# THE REQUEST:
Please quote the material exactly, every line of it.
--- begin DATA FOR THIS EXERCISE ---
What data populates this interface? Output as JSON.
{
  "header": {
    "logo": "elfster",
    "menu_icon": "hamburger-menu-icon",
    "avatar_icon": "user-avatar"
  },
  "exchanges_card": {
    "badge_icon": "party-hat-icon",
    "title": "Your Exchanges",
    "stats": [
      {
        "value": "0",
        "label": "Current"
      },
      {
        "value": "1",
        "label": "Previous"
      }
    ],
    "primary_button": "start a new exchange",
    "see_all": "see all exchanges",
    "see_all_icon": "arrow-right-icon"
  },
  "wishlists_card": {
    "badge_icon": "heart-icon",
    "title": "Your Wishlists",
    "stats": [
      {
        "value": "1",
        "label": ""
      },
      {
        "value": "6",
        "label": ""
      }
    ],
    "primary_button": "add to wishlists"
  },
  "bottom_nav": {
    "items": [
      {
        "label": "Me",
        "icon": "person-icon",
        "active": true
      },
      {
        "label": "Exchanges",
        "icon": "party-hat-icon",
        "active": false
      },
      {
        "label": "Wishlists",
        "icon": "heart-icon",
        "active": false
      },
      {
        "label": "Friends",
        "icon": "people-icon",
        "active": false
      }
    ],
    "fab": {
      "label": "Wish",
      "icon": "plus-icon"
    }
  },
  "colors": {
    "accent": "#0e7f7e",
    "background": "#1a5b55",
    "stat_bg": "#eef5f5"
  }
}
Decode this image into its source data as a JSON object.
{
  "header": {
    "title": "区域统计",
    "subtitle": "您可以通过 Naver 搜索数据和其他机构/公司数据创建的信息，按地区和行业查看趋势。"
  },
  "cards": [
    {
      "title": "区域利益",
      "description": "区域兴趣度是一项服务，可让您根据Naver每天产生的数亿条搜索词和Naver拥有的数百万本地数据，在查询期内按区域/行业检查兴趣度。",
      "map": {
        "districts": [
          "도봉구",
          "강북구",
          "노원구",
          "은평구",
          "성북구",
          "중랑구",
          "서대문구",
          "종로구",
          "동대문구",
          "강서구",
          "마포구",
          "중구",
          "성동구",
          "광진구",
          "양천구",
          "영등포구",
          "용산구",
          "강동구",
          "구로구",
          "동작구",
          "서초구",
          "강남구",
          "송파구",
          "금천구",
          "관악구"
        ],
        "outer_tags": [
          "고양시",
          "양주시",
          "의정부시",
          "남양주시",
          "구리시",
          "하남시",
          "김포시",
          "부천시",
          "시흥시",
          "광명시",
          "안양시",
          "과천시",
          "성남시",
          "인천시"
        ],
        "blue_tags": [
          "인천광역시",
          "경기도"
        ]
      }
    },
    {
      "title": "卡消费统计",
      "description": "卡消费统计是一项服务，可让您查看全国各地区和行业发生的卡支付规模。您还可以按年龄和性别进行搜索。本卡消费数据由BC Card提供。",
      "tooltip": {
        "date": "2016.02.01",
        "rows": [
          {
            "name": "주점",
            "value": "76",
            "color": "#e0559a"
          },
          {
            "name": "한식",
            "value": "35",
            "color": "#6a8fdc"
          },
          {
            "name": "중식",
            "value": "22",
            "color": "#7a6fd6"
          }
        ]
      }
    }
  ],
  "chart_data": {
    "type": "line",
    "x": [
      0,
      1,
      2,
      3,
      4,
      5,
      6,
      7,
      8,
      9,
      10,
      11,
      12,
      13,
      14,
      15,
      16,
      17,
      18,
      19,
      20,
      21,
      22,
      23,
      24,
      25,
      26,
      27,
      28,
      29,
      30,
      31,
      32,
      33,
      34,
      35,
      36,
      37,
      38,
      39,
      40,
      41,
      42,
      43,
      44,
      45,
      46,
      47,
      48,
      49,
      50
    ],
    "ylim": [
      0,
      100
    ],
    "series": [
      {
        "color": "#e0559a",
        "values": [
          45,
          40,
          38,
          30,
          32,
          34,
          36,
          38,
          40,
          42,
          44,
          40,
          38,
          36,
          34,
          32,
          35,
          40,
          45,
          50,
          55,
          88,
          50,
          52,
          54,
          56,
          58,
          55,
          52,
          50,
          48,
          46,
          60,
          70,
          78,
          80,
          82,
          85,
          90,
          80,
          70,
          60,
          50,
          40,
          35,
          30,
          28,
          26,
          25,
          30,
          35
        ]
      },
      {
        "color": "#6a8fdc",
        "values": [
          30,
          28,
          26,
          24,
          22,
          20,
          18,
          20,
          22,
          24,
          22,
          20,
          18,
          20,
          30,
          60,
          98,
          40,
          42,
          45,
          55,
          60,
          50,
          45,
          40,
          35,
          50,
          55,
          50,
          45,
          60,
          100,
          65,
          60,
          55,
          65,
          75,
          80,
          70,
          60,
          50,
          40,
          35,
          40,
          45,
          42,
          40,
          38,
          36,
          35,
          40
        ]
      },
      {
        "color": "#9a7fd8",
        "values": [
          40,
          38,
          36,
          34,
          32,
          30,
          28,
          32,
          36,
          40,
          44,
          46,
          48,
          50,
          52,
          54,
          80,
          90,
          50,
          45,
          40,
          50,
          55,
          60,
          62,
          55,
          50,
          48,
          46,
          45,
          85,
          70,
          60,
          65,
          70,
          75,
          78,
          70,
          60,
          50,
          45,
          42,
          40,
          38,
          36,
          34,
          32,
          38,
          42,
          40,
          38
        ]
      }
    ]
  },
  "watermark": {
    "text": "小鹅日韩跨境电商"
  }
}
--- end DATA FOR THIS EXERCISE ---
# SOLUTION BELOW:
What data populates this interface? Output as JSON.
{
  "header": {
    "logo": "elfster",
    "menu_icon": "hamburger-menu-icon",
    "avatar_icon": "user-avatar"
  },
  "exchanges_card": {
    "badge_icon": "party-hat-icon",
    "title": "Your Exchanges",
    "stats": [
      {
        "value": "0",
        "label": "Current"
      },
      {
        "value": "1",
        "label": "Previous"
      }
    ],
    "primary_button": "start a new exchange",
    "see_all": "see all exchanges",
    "see_all_icon": "arrow-right-icon"
  },
  "wishlists_card": {
    "badge_icon": "heart-icon",
    "title": "Your Wishlists",
    "stats": [
      {
        "value": "1",
        "label": ""
      },
      {
        "value": "6",
        "label": ""
      }
    ],
    "primary_button": "add to wishlists"
  },
  "bottom_nav": {
    "items": [
      {
        "label": "Me",
        "icon": "person-icon",
        "active": true
      },
      {
        "label": "Exchanges",
        "icon": "party-hat-icon",
        "active": false
      },
      {
        "label": "Wishlists",
        "icon": "heart-icon",
        "active": false
      },
      {
        "label": "Friends",
        "icon": "people-icon",
        "active": false
      }
    ],
    "fab": {
      "label": "Wish",
      "icon": "plus-icon"
    }
  },
  "colors": {
    "accent": "#0e7f7e",
    "background": "#1a5b55",
    "stat_bg": "#eef5f5"
  }
}
Decode this image into its source data as a JSON object.
{
  "header": {
    "title": "区域统计",
    "subtitle": "您可以通过 Naver 搜索数据和其他机构/公司数据创建的信息，按地区和行业查看趋势。"
  },
  "cards": [
    {
      "title": "区域利益",
      "description": "区域兴趣度是一项服务，可让您根据Naver每天产生的数亿条搜索词和Naver拥有的数百万本地数据，在查询期内按区域/行业检查兴趣度。",
      "map": {
        "districts": [
          "도봉구",
          "강북구",
          "노원구",
          "은평구",
          "성북구",
          "중랑구",
          "서대문구",
          "종로구",
          "동대문구",
          "강서구",
          "마포구",
          "중구",
          "성동구",
          "광진구",
          "양천구",
          "영등포구",
          "용산구",
          "강동구",
          "구로구",
          "동작구",
          "서초구",
          "강남구",
          "송파구",
          "금천구",
          "관악구"
        ],
        "outer_tags": [
          "고양시",
          "양주시",
          "의정부시",
          "남양주시",
          "구리시",
          "하남시",
          "김포시",
          "부천시",
          "시흥시",
          "광명시",
          "안양시",
          "과천시",
          "성남시",
          "인천시"
        ],
        "blue_tags": [
          "인천광역시",
          "경기도"
        ]
      }
    },
    {
      "title": "卡消费统计",
      "description": "卡消费统计是一项服务，可让您查看全国各地区和行业发生的卡支付规模。您还可以按年龄和性别进行搜索。本卡消费数据由BC Card提供。",
      "tooltip": {
        "date": "2016.02.01",
        "rows": [
          {
            "name": "주점",
            "value": "76",
            "color": "#e0559a"
          },
          {
            "name": "한식",
            "value": "35",
            "color": "#6a8fdc"
          },
          {
            "name": "중식",
            "value": "22",
            "color": "#7a6fd6"
          }
        ]
      }
    }
  ],
  "chart_data": {
    "type": "line",
    "x": [
      0,
      1,
      2,
      3,
      4,
      5,
      6,
      7,
      8,
      9,
      10,
      11,
      12,
      13,
      14,
      15,
      16,
      17,
      18,
      19,
      20,
      21,
      22,
      23,
      24,
      25,
      26,
      27,
      28,
      29,
      30,
      31,
      32,
      33,
      34,
      35,
      36,
      37,
      38,
      39,
      40,
      41,
      42,
      43,
      44,
      45,
      46,
      47,
      48,
      49,
      50
    ],
    "ylim": [
      0,
      100
    ],
    "series": [
      {
        "color": "#e0559a",
        "values": [
          45,
          40,
          38,
          30,
          32,
          34,
          36,
          38,
          40,
          42,
          44,
          40,
          38,
          36,
          34,
          32,
          35,
          40,
          45,
          50,
          55,
          88,
          50,
          52,
          54,
          56,
          58,
          55,
          52,
          50,
          48,
          46,
          60,
          70,
          78,
          80,
          82,
          85,
          90,
          80,
          70,
          60,
          50,
          40,
          35,
          30,
          28,
          26,
          25,
          30,
          35
        ]
      },
      {
        "color": "#6a8fdc",
        "values": [
          30,
          28,
          26,
          24,
          22,
          20,
          18,
          20,
          22,
          24,
          22,
          20,
          18,
          20,
          30,
          60,
          98,
          40,
          42,
          45,
          55,
          60,
          50,
          45,
          40,
          35,
          50,
          55,
          50,
          45,
          60,
          100,
          65,
          60,
          55,
          65,
          75,
          80,
          70,
          60,
          50,
          40,
          35,
          40,
          45,
          42,
          40,
          38,
          36,
          35,
          40
        ]
      },
      {
        "color": "#9a7fd8",
        "values": [
          40,
          38,
          36,
          34,
          32,
          30,
          28,
          32,
          36,
          40,
          44,
          46,
          48,
          50,
          52,
          54,
          80,
          90,
          50,
          45,
          40,
          50,
          55,
          60,
          62,
          55,
          50,
          48,
          46,
          45,
          85,
          70,
          60,
          65,
          70,
          75,
          78,
          70,
          60,
          50,
          45,
          42,
          40,
          38,
          36,
          34,
          32,
          38,
          42,
          40,
          38
        ]
      }
    ]
  },
  "watermark": {
    "text": "小鹅日韩跨境电商"
  }
}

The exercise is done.